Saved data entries
________________________________________

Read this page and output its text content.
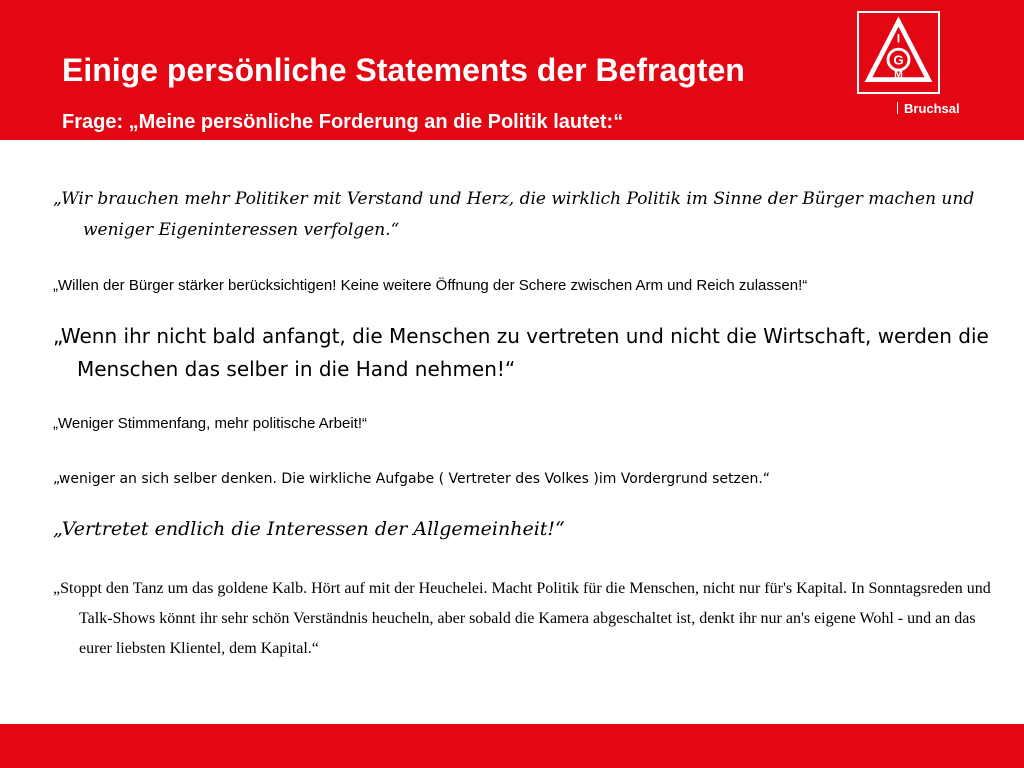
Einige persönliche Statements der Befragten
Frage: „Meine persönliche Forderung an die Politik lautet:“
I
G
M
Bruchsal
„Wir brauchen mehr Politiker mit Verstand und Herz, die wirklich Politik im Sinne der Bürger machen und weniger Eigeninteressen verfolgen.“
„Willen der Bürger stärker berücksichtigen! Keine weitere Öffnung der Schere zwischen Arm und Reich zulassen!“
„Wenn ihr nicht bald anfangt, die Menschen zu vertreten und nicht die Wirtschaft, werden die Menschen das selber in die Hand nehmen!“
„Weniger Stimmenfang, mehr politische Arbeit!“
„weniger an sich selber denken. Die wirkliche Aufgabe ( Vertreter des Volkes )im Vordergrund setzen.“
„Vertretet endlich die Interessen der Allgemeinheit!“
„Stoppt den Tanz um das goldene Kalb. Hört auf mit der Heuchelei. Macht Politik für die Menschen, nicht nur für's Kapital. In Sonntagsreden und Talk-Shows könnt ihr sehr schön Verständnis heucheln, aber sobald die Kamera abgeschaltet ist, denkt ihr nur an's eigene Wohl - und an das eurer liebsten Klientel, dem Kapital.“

________________________________________

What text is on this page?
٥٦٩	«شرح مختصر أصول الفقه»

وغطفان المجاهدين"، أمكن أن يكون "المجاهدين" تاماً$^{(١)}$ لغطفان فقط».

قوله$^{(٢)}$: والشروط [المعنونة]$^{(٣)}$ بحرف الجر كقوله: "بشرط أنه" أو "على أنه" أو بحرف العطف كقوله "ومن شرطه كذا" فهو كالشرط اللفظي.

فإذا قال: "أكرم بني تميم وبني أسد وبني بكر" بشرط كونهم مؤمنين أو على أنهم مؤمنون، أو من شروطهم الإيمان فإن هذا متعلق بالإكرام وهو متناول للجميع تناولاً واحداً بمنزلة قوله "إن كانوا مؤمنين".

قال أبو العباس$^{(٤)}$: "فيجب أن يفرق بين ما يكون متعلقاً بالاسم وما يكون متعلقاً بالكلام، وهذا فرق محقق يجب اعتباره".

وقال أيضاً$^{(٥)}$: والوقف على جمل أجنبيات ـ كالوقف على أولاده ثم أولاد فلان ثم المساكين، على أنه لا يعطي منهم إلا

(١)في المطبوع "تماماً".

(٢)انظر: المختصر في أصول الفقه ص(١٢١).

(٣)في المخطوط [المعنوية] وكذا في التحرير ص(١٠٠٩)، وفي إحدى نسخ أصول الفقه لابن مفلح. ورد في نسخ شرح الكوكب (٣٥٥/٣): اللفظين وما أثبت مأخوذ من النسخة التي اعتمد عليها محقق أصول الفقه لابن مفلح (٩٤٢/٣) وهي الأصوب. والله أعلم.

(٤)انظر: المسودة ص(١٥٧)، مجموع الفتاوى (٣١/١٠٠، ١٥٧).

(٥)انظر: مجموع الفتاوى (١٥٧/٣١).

________________________________________

To do: Identify each line holding the string "page", and copy it out.

Reply:
Read this page and output its text content.
What text is on this page?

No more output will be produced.